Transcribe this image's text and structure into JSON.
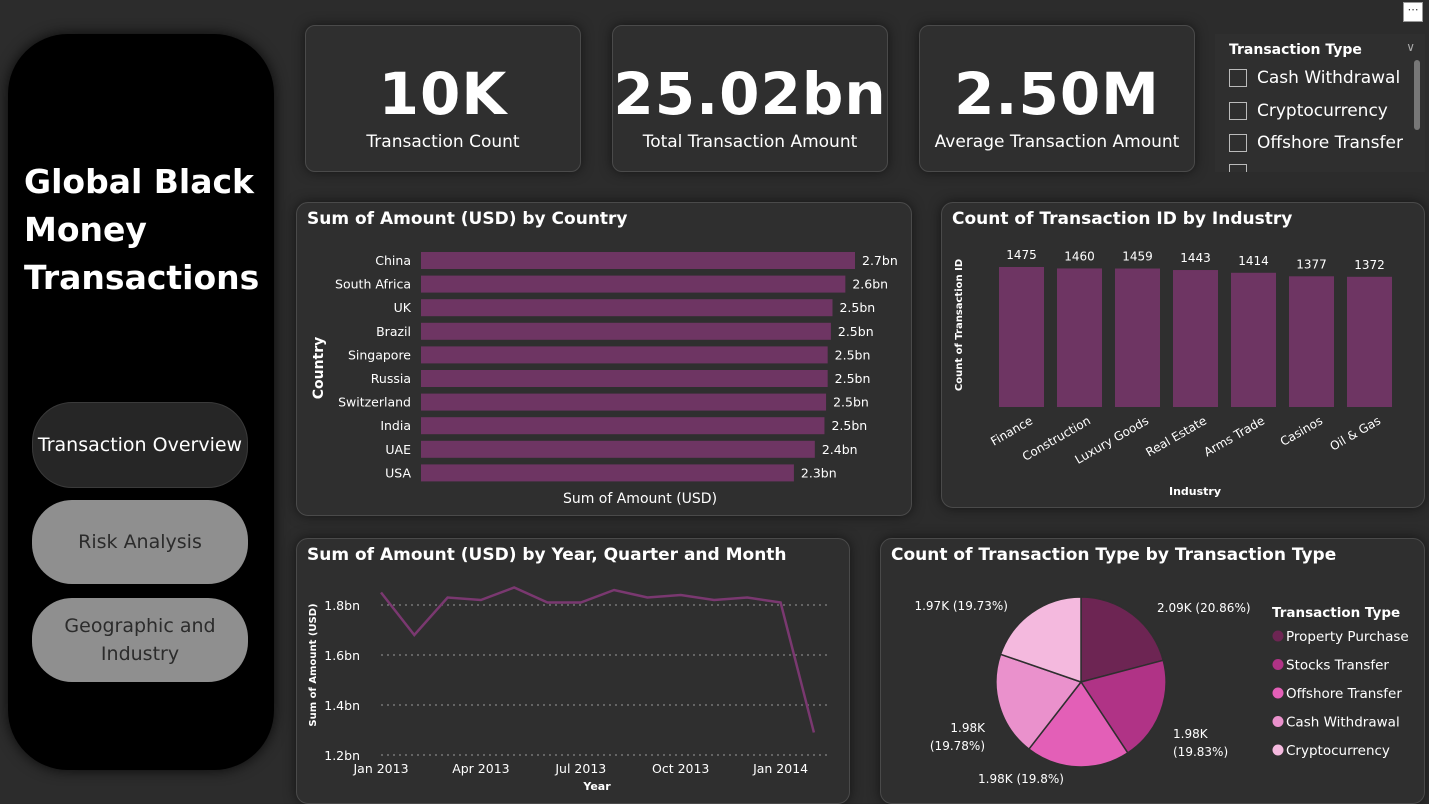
{
  "app": {
    "title": "Global Black Money Transactions",
    "more_icon": "more-options-icon"
  },
  "nav": {
    "items": [
      {
        "label": "Transaction Overview",
        "active": true
      },
      {
        "label": "Risk Analysis",
        "active": false
      },
      {
        "label": "Geographic and Industry",
        "active": false
      }
    ]
  },
  "kpis": [
    {
      "value": "10K",
      "label": "Transaction Count"
    },
    {
      "value": "25.02bn",
      "label": "Total Transaction Amount"
    },
    {
      "value": "2.50M",
      "label": "Average Transaction Amount"
    }
  ],
  "slicer": {
    "title": "Transaction Type",
    "items": [
      "Cash Withdrawal",
      "Cryptocurrency",
      "Offshore Transfer"
    ]
  },
  "colors": {
    "bar": "#6e3563",
    "line": "#7a3870",
    "pie": [
      "#6d2553",
      "#b03386",
      "#e35fb7",
      "#ea91cc",
      "#f4b9de"
    ]
  },
  "chart_data": [
    {
      "type": "bar",
      "orientation": "horizontal",
      "title": "Sum of Amount (USD) by Country",
      "xlabel": "Sum of Amount (USD)",
      "ylabel": "Country",
      "categories": [
        "China",
        "South Africa",
        "UK",
        "Brazil",
        "Singapore",
        "Russia",
        "Switzerland",
        "India",
        "UAE",
        "USA"
      ],
      "values": [
        2.7,
        2.64,
        2.56,
        2.55,
        2.53,
        2.53,
        2.52,
        2.51,
        2.45,
        2.32
      ],
      "data_labels": [
        "2.7bn",
        "2.6bn",
        "2.5bn",
        "2.5bn",
        "2.5bn",
        "2.5bn",
        "2.5bn",
        "2.5bn",
        "2.4bn",
        "2.3bn"
      ]
    },
    {
      "type": "bar",
      "orientation": "vertical",
      "title": "Count of Transaction ID by Industry",
      "xlabel": "Industry",
      "ylabel": "Count of Transaction ID",
      "categories": [
        "Finance",
        "Construction",
        "Luxury Goods",
        "Real Estate",
        "Arms Trade",
        "Casinos",
        "Oil & Gas"
      ],
      "values": [
        1475,
        1460,
        1459,
        1443,
        1414,
        1377,
        1372
      ]
    },
    {
      "type": "line",
      "title": "Sum of Amount (USD) by Year, Quarter and Month",
      "xlabel": "Year",
      "ylabel": "Sum of Amount (USD)",
      "x_ticks": [
        "Jan 2013",
        "Apr 2013",
        "Jul 2013",
        "Oct 2013",
        "Jan 2014"
      ],
      "y_ticks": [
        "1.2bn",
        "1.4bn",
        "1.6bn",
        "1.8bn"
      ],
      "ylim": [
        1.2,
        1.9
      ],
      "x": [
        "2013-01",
        "2013-02",
        "2013-03",
        "2013-04",
        "2013-05",
        "2013-06",
        "2013-07",
        "2013-08",
        "2013-09",
        "2013-10",
        "2013-11",
        "2013-12",
        "2014-01",
        "2014-02"
      ],
      "values": [
        1.85,
        1.68,
        1.83,
        1.82,
        1.87,
        1.81,
        1.81,
        1.86,
        1.83,
        1.84,
        1.82,
        1.83,
        1.81,
        1.29
      ],
      "grid": true
    },
    {
      "type": "pie",
      "title": "Count of Transaction Type by Transaction Type",
      "legend_title": "Transaction Type",
      "legend_position": "right",
      "labels": [
        "Property Purchase",
        "Stocks Transfer",
        "Offshore Transfer",
        "Cash Withdrawal",
        "Cryptocurrency"
      ],
      "values": [
        2090,
        1983,
        1980,
        1978,
        1973
      ],
      "data_labels": [
        "2.09K (20.86%)",
        "1.98K (19.83%)",
        "1.98K (19.8%)",
        "1.98K (19.78%)",
        "1.97K (19.73%)"
      ]
    }
  ]
}
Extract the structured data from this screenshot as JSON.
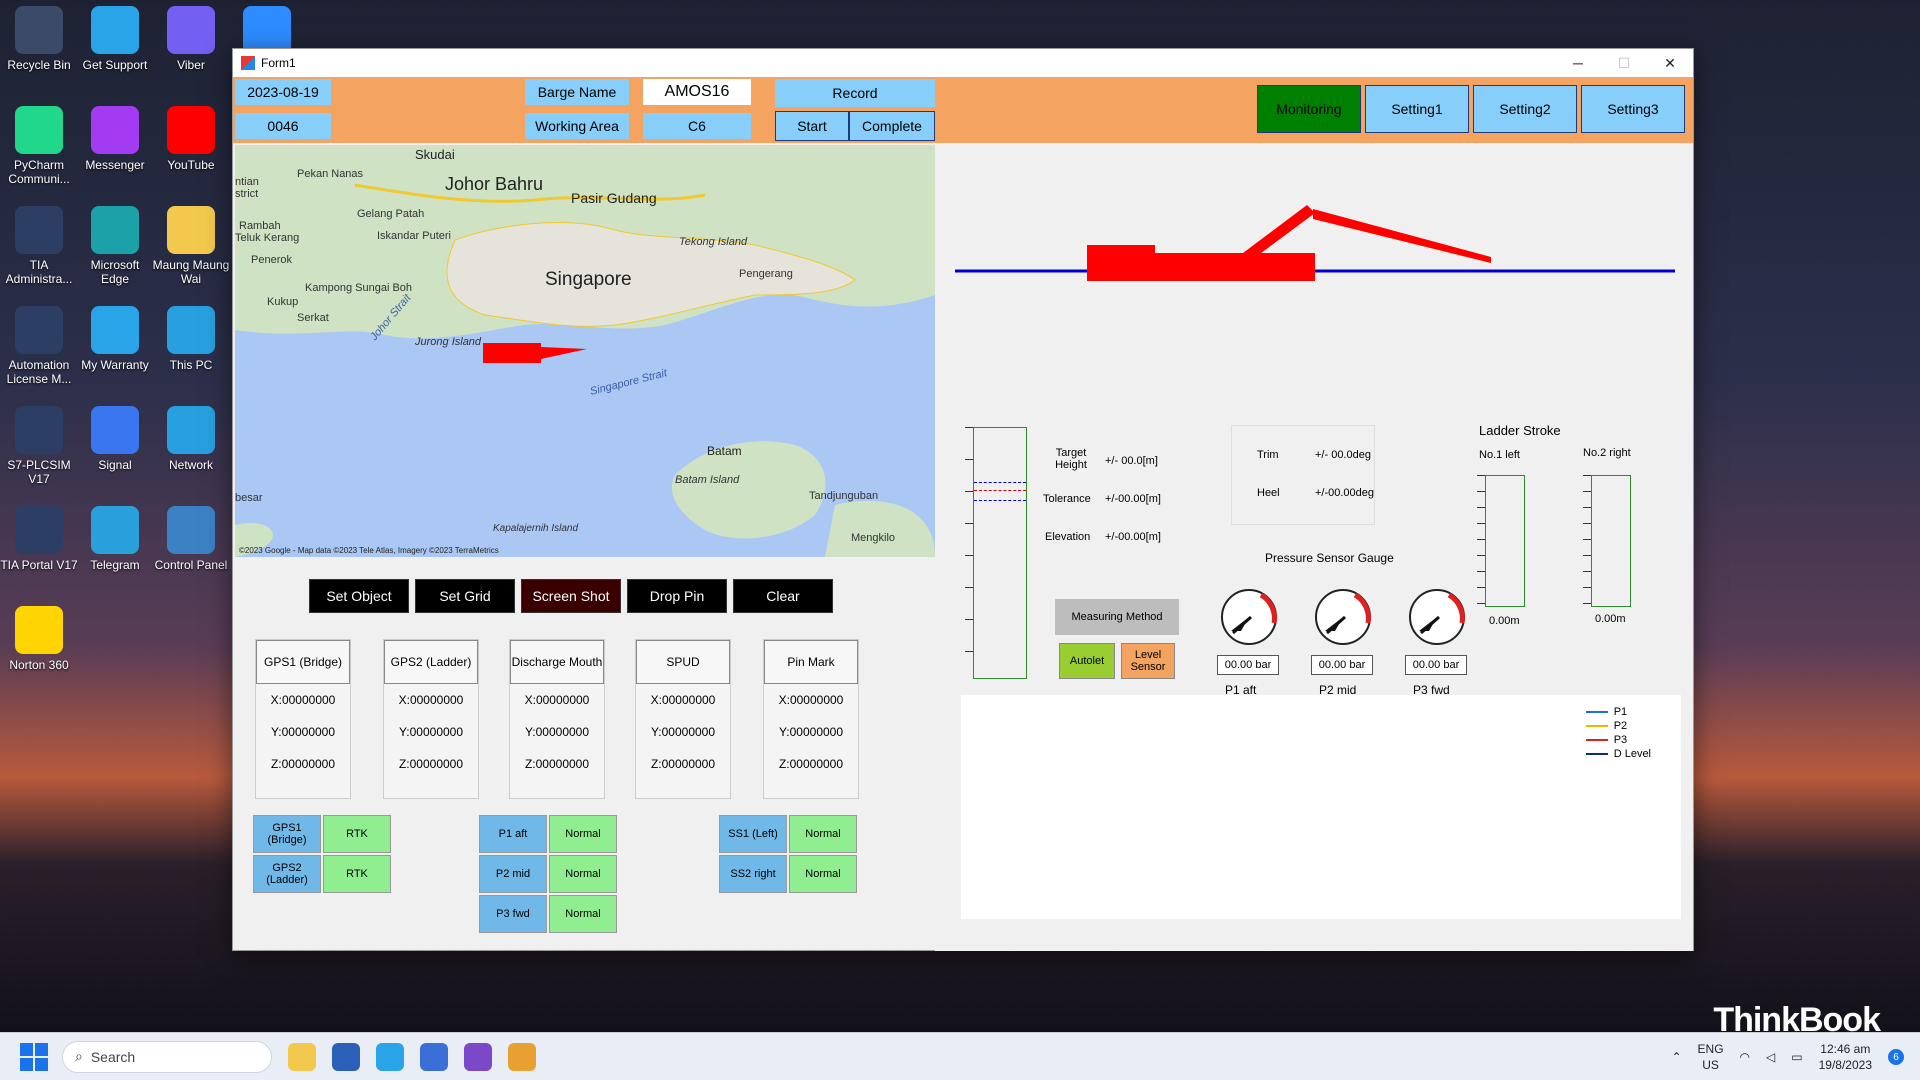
{
  "desktop": {
    "icons": [
      {
        "label": "Recycle Bin",
        "icon": "recycle-bin-icon",
        "color": "#3a4a68"
      },
      {
        "label": "Get Support",
        "icon": "lenovo-support-icon",
        "color": "#2aa4e8"
      },
      {
        "label": "Viber",
        "icon": "viber-icon",
        "color": "#7360f2"
      },
      {
        "label": "zoom",
        "icon": "zoom-icon",
        "color": "#2d8cff"
      },
      {
        "label": "PyCharm Communi...",
        "icon": "pycharm-icon",
        "color": "#21d789"
      },
      {
        "label": "Messenger",
        "icon": "messenger-icon",
        "color": "#a33bf2"
      },
      {
        "label": "YouTube",
        "icon": "youtube-icon",
        "color": "#ff0000"
      },
      {
        "label": "TIA Administra...",
        "icon": "tia-admin-icon",
        "color": "#2c3e63"
      },
      {
        "label": "Microsoft Edge",
        "icon": "edge-icon",
        "color": "#1aa2a8"
      },
      {
        "label": "Maung Maung Wai",
        "icon": "folder-icon",
        "color": "#f2c94c"
      },
      {
        "label": "Automation License M...",
        "icon": "license-manager-icon",
        "color": "#2c3e63"
      },
      {
        "label": "My Warranty",
        "icon": "warranty-icon",
        "color": "#2aa4e8"
      },
      {
        "label": "This PC",
        "icon": "pc-icon",
        "color": "#28a0e0"
      },
      {
        "label": "S7-PLCSIM V17",
        "icon": "plcsim-icon",
        "color": "#2c3e63"
      },
      {
        "label": "Signal",
        "icon": "signal-icon",
        "color": "#3a76f0"
      },
      {
        "label": "Network",
        "icon": "network-icon",
        "color": "#28a0e0"
      },
      {
        "label": "TIA Portal V17",
        "icon": "tia-portal-icon",
        "color": "#2c3e63"
      },
      {
        "label": "Telegram",
        "icon": "telegram-icon",
        "color": "#2aa0da"
      },
      {
        "label": "Control Panel",
        "icon": "control-panel-icon",
        "color": "#3b82c4"
      },
      {
        "label": "Norton 360",
        "icon": "norton-icon",
        "color": "#ffd400"
      }
    ],
    "brand": "ThinkBook"
  },
  "taskbar": {
    "search_placeholder": "Search",
    "lang": "ENG",
    "region": "US",
    "time": "12:46 am",
    "date": "19/8/2023",
    "notif": "6"
  },
  "window": {
    "title": "Form1",
    "minimize": "─",
    "maximize": "☐",
    "close": "✕"
  },
  "header": {
    "date": "2023-08-19",
    "id": "0046",
    "barge_name_label": "Barge Name",
    "barge_name_value": "AMOS16",
    "working_area_label": "Working Area",
    "working_area_value": "C6",
    "record_label": "Record",
    "start_label": "Start",
    "complete_label": "Complete",
    "tabs": [
      "Monitoring",
      "Setting1",
      "Setting2",
      "Setting3"
    ],
    "active_tab_color": "#008000"
  },
  "map": {
    "places": [
      "Skudai",
      "Pekan Nanas",
      "Johor Bahru",
      "Pasir Gudang",
      "ntian",
      "strict",
      "Gelang Patah",
      "Rambah",
      "Teluk Kerang",
      "Iskandar Puteri",
      "Tekong Island",
      "Penerok",
      "Singapore",
      "Pengerang",
      "Kampong Sungai Boh",
      "Kukup",
      "Serkat",
      "Johor Strait",
      "Jurong Island",
      "Singapore Strait",
      "Batam",
      "Batam Island",
      "besar",
      "Tandjunguban",
      "Kapalajernih Island",
      "Mengkilo"
    ],
    "attribution": "©2023 Google - Map data ©2023 Tele Atlas, Imagery ©2023 TerraMetrics"
  },
  "actions": [
    "Set Object",
    "Set Grid",
    "Screen Shot",
    "Drop Pin",
    "Clear"
  ],
  "gps_boxes": [
    {
      "title": "GPS1 (Bridge)",
      "x": "X:00000000",
      "y": "Y:00000000",
      "z": "Z:00000000"
    },
    {
      "title": "GPS2 (Ladder)",
      "x": "X:00000000",
      "y": "Y:00000000",
      "z": "Z:00000000"
    },
    {
      "title": "Discharge Mouth",
      "x": "X:00000000",
      "y": "Y:00000000",
      "z": "Z:00000000"
    },
    {
      "title": "SPUD",
      "x": "X:00000000",
      "y": "Y:00000000",
      "z": "Z:00000000"
    },
    {
      "title": "Pin Mark",
      "x": "X:00000000",
      "y": "Y:00000000",
      "z": "Z:00000000"
    }
  ],
  "status": {
    "gps": [
      {
        "name": "GPS1 (Bridge)",
        "value": "RTK"
      },
      {
        "name": "GPS2 (Ladder)",
        "value": "RTK"
      }
    ],
    "pressure": [
      {
        "name": "P1 aft",
        "value": "Normal"
      },
      {
        "name": "P2 mid",
        "value": "Normal"
      },
      {
        "name": "P3 fwd",
        "value": "Normal"
      }
    ],
    "spud": [
      {
        "name": "SS1 (Left)",
        "value": "Normal"
      },
      {
        "name": "SS2 right",
        "value": "Normal"
      }
    ]
  },
  "measure": {
    "target_height_label": "Target Height",
    "target_height_value": "+/- 00.0[m]",
    "tolerance_label": "Tolerance",
    "tolerance_value": "+/-00.00[m]",
    "elevation_label": "Elevation",
    "elevation_value": "+/-00.00[m]",
    "method_label": "Measuring Method",
    "autolet_label": "Autolet",
    "level_sensor_label": "Level Sensor",
    "trim_label": "Trim",
    "trim_value": "+/- 00.0deg",
    "heel_label": "Heel",
    "heel_value": "+/-00.00deg"
  },
  "pressure_gauges": {
    "title": "Pressure Sensor Gauge",
    "gauges": [
      {
        "label": "P1 aft",
        "value": "00.00 bar"
      },
      {
        "label": "P2 mid",
        "value": "00.00 bar"
      },
      {
        "label": "P3 fwd",
        "value": "00.00 bar"
      }
    ]
  },
  "ladder": {
    "title": "Ladder Stroke",
    "left_label": "No.1 left",
    "right_label": "No.2 right",
    "left_value": "0.00m",
    "right_value": "0.00m"
  },
  "legend": [
    {
      "name": "P1",
      "color": "#1e6fd9"
    },
    {
      "name": "P2",
      "color": "#f0b400"
    },
    {
      "name": "P3",
      "color": "#e02020"
    },
    {
      "name": "D Level",
      "color": "#0a2a8a"
    }
  ]
}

## What the task asks:
Extract, from the material above, each line holding the word "Sensor".

## Written reply:
    "level_sensor_label": "Level Sensor",
    "title": "Pressure Sensor Gauge",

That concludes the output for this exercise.